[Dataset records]
+--
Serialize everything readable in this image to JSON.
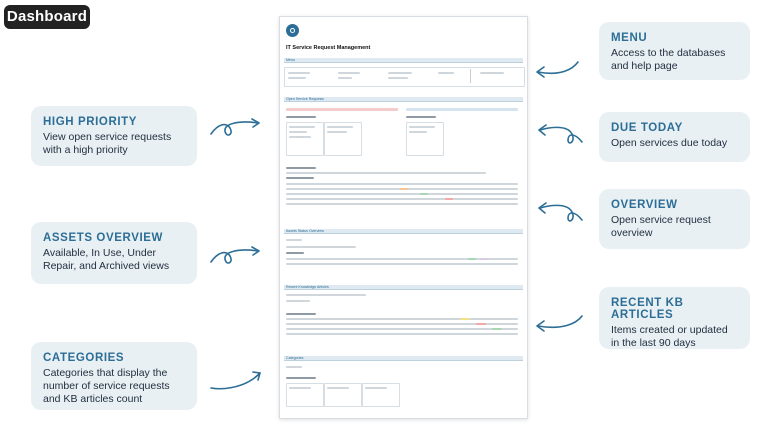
{
  "badge": "Dashboard",
  "callouts": {
    "high_priority": {
      "title": "HIGH PRIORITY",
      "body": "View open service requests with a high priority"
    },
    "assets": {
      "title": "ASSETS OVERVIEW",
      "body": "Available, In Use, Under Repair, and Archived views"
    },
    "categories": {
      "title": "CATEGORIES",
      "body": "Categories that display the number of service requests and KB articles count"
    },
    "menu": {
      "title": "MENU",
      "body": "Access to the databases and help page"
    },
    "due_today": {
      "title": "DUE TODAY",
      "body": "Open services due today"
    },
    "overview": {
      "title": "OVERVIEW",
      "body": "Open service request overview"
    },
    "recent_kb": {
      "title": "RECENT KB ARTICLES",
      "body": "Items created or updated in the last 90 days"
    }
  },
  "page": {
    "title": "IT Service Request Management",
    "sections": {
      "menu": "Menu",
      "open_requests": "Open Service Requests",
      "assets_overview": "Assets Status Overview",
      "recent_kb": "Recent Knowledge Articles",
      "categories": "Categories"
    }
  },
  "colors": {
    "accent": "#2c6e96",
    "callout_bg": "#e9f0f4",
    "badge_bg": "#222222"
  }
}
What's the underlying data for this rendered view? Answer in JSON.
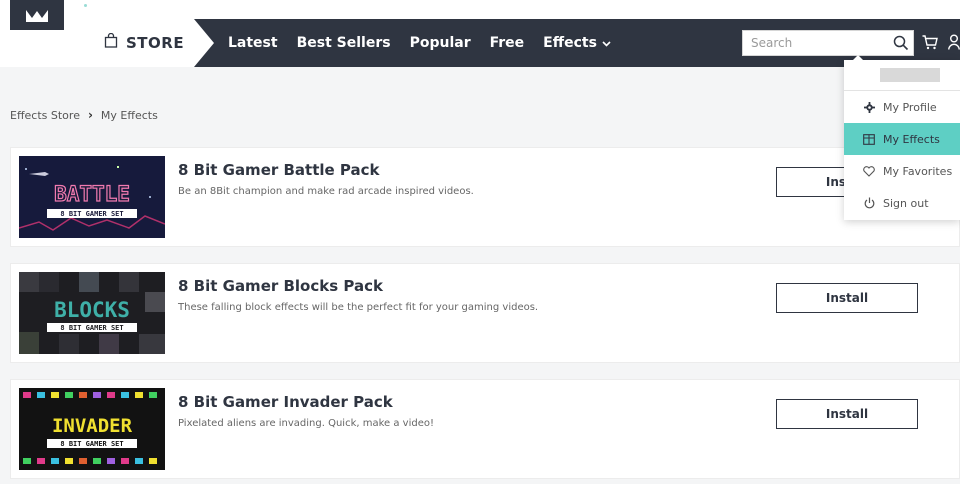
{
  "nav": {
    "store_label": "STORE",
    "links": [
      "Latest",
      "Best Sellers",
      "Popular",
      "Free",
      "Effects"
    ],
    "search_placeholder": "Search"
  },
  "breadcrumb": {
    "root": "Effects Store",
    "current": "My Effects"
  },
  "dropdown": {
    "items": [
      "My Profile",
      "My Effects",
      "My Favorites",
      "Sign out"
    ],
    "active_item": "My Effects"
  },
  "products": [
    {
      "title": "8 Bit Gamer Battle Pack",
      "description": "Be an 8Bit champion and make rad arcade inspired videos.",
      "install_label": "Install",
      "thumb_title": "BATTLE",
      "thumb_subtitle": "8 BIT GAMER SET"
    },
    {
      "title": "8 Bit Gamer Blocks Pack",
      "description": "These falling block effects will be the perfect fit for your gaming videos.",
      "install_label": "Install",
      "thumb_title": "BLOCKS",
      "thumb_subtitle": "8 BIT GAMER SET"
    },
    {
      "title": "8 Bit Gamer Invader Pack",
      "description": "Pixelated aliens are invading. Quick, make a video!",
      "install_label": "Install",
      "thumb_title": "INVADER",
      "thumb_subtitle": "8 BIT GAMER SET"
    }
  ],
  "colors": {
    "navbar": "#2f3541",
    "accent": "#5ecfc4",
    "page_bg": "#f4f5f6"
  }
}
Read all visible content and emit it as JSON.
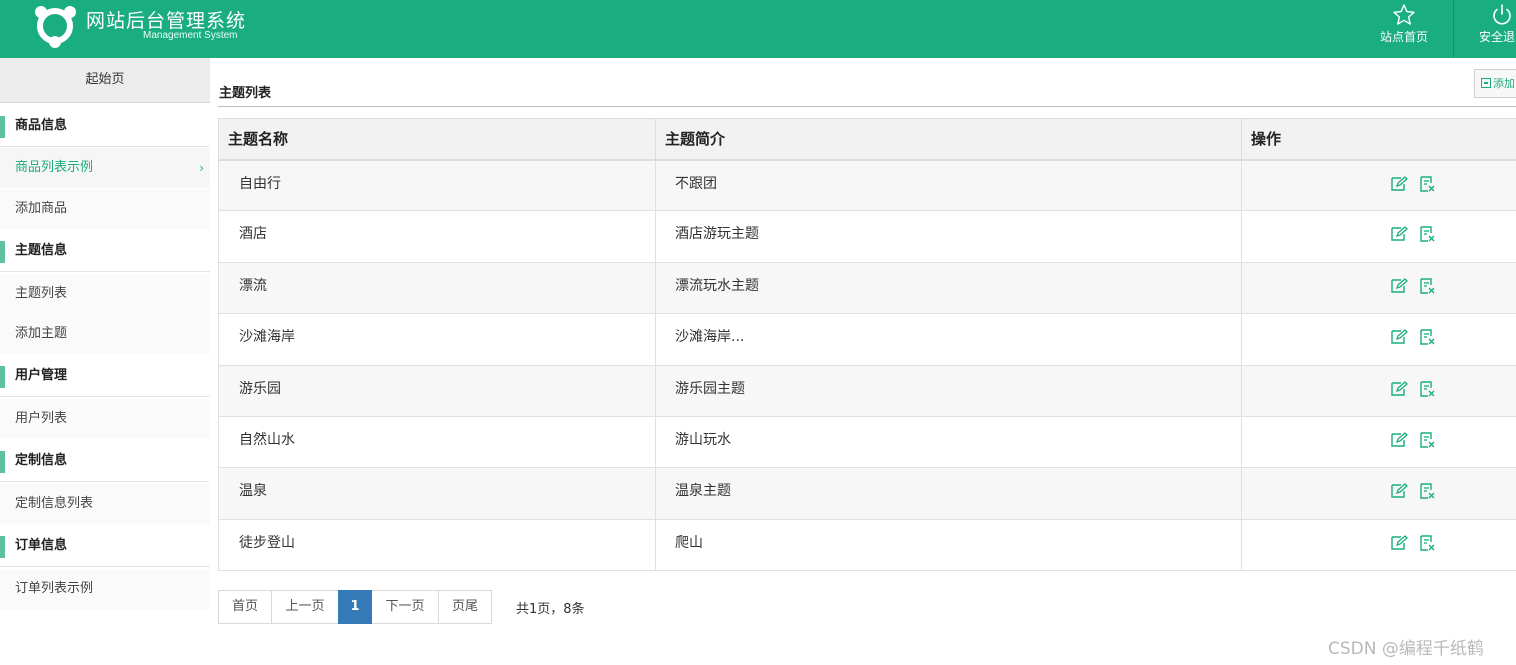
{
  "header": {
    "title": "网站后台管理系统",
    "subtitle": "Management System",
    "home_label": "站点首页",
    "logout_label": "安全退出",
    "accent": "#1aad7f"
  },
  "sidebar": {
    "start_page": "起始页",
    "groups": [
      {
        "label": "商品信息",
        "items": [
          {
            "label": "商品列表示例",
            "active": true
          },
          {
            "label": "添加商品"
          }
        ]
      },
      {
        "label": "主题信息",
        "items": [
          {
            "label": "主题列表"
          },
          {
            "label": "添加主题"
          }
        ]
      },
      {
        "label": "用户管理",
        "items": [
          {
            "label": "用户列表"
          }
        ]
      },
      {
        "label": "定制信息",
        "items": [
          {
            "label": "定制信息列表"
          }
        ]
      },
      {
        "label": "订单信息",
        "items": [
          {
            "label": "订单列表示例"
          }
        ]
      }
    ]
  },
  "main": {
    "title": "主题列表",
    "add_button_label": "添加",
    "table": {
      "columns": [
        "主题名称",
        "主题简介",
        "操作"
      ],
      "rows": [
        [
          "自由行",
          "不跟团"
        ],
        [
          "酒店",
          "酒店游玩主题"
        ],
        [
          "漂流",
          "漂流玩水主题"
        ],
        [
          "沙滩海岸",
          "沙滩海岸..."
        ],
        [
          "游乐园",
          "游乐园主题"
        ],
        [
          "自然山水",
          "游山玩水"
        ],
        [
          "温泉",
          "温泉主题"
        ],
        [
          "徒步登山",
          "爬山"
        ]
      ],
      "row_actions": [
        "edit-icon",
        "delete-icon"
      ]
    },
    "pager": {
      "first": "首页",
      "prev": "上一页",
      "current": "1",
      "next": "下一页",
      "last": "页尾",
      "total": "共1页，8条"
    }
  },
  "watermark": "CSDN @编程千纸鹤"
}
+--
◆ **Objective**
Give an exact reproduction of every line, leaving out any picture.

◆ **Answer**
Serialize everything readable in this image to JSON.
{
  "badge": "Dashboard",
  "callouts": {
    "high_priority": {
      "title": "HIGH PRIORITY",
      "body": "View open service requests with a high priority"
    },
    "assets": {
      "title": "ASSETS OVERVIEW",
      "body": "Available, In Use, Under Repair, and Archived views"
    },
    "categories": {
      "title": "CATEGORIES",
      "body": "Categories that display the number of service requests and KB articles count"
    },
    "menu": {
      "title": "MENU",
      "body": "Access to the databases and help page"
    },
    "due_today": {
      "title": "DUE TODAY",
      "body": "Open services due today"
    },
    "overview": {
      "title": "OVERVIEW",
      "body": "Open service request overview"
    },
    "recent_kb": {
      "title": "RECENT KB ARTICLES",
      "body": "Items created or updated in the last 90 days"
    }
  },
  "page": {
    "title": "IT Service Request Management",
    "sections": {
      "menu": "Menu",
      "open_requests": "Open Service Requests",
      "assets_overview": "Assets Status Overview",
      "recent_kb": "Recent Knowledge Articles",
      "categories": "Categories"
    }
  },
  "colors": {
    "accent": "#2c6e96",
    "callout_bg": "#e9f0f4",
    "badge_bg": "#222222"
  }
}
What's the underlying data for this rendered view? Answer in JSON.
{
  "nav": {
    "store_label": "STORE",
    "links": [
      "Latest",
      "Best Sellers",
      "Popular",
      "Free",
      "Effects"
    ],
    "search_placeholder": "Search"
  },
  "breadcrumb": {
    "root": "Effects Store",
    "current": "My Effects"
  },
  "dropdown": {
    "items": [
      "My Profile",
      "My Effects",
      "My Favorites",
      "Sign out"
    ],
    "active_item": "My Effects"
  },
  "products": [
    {
      "title": "8 Bit Gamer Battle Pack",
      "description": "Be an 8Bit champion and make rad arcade inspired videos.",
      "install_label": "Install",
      "thumb_title": "BATTLE",
      "thumb_subtitle": "8 BIT GAMER SET"
    },
    {
      "title": "8 Bit Gamer Blocks Pack",
      "description": "These falling block effects will be the perfect fit for your gaming videos.",
      "install_label": "Install",
      "thumb_title": "BLOCKS",
      "thumb_subtitle": "8 BIT GAMER SET"
    },
    {
      "title": "8 Bit Gamer Invader Pack",
      "description": "Pixelated aliens are invading. Quick, make a video!",
      "install_label": "Install",
      "thumb_title": "INVADER",
      "thumb_subtitle": "8 BIT GAMER SET"
    }
  ],
  "colors": {
    "navbar": "#2f3541",
    "accent": "#5ecfc4",
    "page_bg": "#f4f5f6"
  }
}
Read all visible content and emit it as JSON.
{
  "header": {
    "title": "网站后台管理系统",
    "subtitle": "Management System",
    "home_label": "站点首页",
    "logout_label": "安全退出",
    "accent": "#1aad7f"
  },
  "sidebar": {
    "start_page": "起始页",
    "groups": [
      {
        "label": "商品信息",
        "items": [
          {
            "label": "商品列表示例",
            "active": true
          },
          {
            "label": "添加商品"
          }
        ]
      },
      {
        "label": "主题信息",
        "items": [
          {
            "label": "主题列表"
          },
          {
            "label": "添加主题"
          }
        ]
      },
      {
        "label": "用户管理",
        "items": [
          {
            "label": "用户列表"
          }
        ]
      },
      {
        "label": "定制信息",
        "items": [
          {
            "label": "定制信息列表"
          }
        ]
      },
      {
        "label": "订单信息",
        "items": [
          {
            "label": "订单列表示例"
          }
        ]
      }
    ]
  },
  "main": {
    "title": "主题列表",
    "add_button_label": "添加",
    "table": {
      "columns": [
        "主题名称",
        "主题简介",
        "操作"
      ],
      "rows": [
        [
          "自由行",
          "不跟团"
        ],
        [
          "酒店",
          "酒店游玩主题"
        ],
        [
          "漂流",
          "漂流玩水主题"
        ],
        [
          "沙滩海岸",
          "沙滩海岸..."
        ],
        [
          "游乐园",
          "游乐园主题"
        ],
        [
          "自然山水",
          "游山玩水"
        ],
        [
          "温泉",
          "温泉主题"
        ],
        [
          "徒步登山",
          "爬山"
        ]
      ],
      "row_actions": [
        "edit-icon",
        "delete-icon"
      ]
    },
    "pager": {
      "first": "首页",
      "prev": "上一页",
      "current": "1",
      "next": "下一页",
      "last": "页尾",
      "total": "共1页，8条"
    }
  },
  "watermark": "CSDN @编程千纸鹤"
}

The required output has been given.